In the listing that follows, how many lines contain "JSON"? Give the number only.

-------- Input records --------

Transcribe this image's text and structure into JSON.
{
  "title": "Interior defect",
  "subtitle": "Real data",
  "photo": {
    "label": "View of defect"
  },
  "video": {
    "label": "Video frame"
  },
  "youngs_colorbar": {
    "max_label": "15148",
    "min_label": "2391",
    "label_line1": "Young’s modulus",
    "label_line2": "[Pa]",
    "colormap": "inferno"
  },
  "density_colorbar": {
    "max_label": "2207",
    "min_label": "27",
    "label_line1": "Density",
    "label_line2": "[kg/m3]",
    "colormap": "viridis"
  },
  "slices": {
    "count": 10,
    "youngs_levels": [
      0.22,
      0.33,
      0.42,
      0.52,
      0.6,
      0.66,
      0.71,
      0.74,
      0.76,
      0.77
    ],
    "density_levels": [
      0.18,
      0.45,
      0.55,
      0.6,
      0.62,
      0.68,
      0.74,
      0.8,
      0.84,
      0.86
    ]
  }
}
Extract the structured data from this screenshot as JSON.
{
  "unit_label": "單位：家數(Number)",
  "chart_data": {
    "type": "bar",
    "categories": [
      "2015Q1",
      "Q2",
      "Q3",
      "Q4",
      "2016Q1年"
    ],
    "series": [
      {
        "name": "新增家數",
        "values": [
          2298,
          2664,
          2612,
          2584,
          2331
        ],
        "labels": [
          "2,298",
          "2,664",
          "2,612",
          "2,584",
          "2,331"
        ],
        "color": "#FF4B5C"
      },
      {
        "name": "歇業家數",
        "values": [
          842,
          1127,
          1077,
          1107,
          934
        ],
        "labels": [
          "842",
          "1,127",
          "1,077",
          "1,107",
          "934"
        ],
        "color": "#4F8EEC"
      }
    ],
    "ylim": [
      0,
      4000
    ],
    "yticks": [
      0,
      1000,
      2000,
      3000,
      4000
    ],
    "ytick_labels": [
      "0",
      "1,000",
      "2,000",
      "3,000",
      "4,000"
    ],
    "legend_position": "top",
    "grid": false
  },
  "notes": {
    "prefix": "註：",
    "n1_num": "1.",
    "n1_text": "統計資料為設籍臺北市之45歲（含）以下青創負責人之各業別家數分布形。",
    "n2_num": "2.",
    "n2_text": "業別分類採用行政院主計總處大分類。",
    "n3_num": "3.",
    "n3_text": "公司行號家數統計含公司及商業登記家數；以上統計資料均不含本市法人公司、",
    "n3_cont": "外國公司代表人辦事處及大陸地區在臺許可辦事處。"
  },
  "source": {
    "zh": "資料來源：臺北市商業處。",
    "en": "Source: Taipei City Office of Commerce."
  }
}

--------

Exercise answer: 2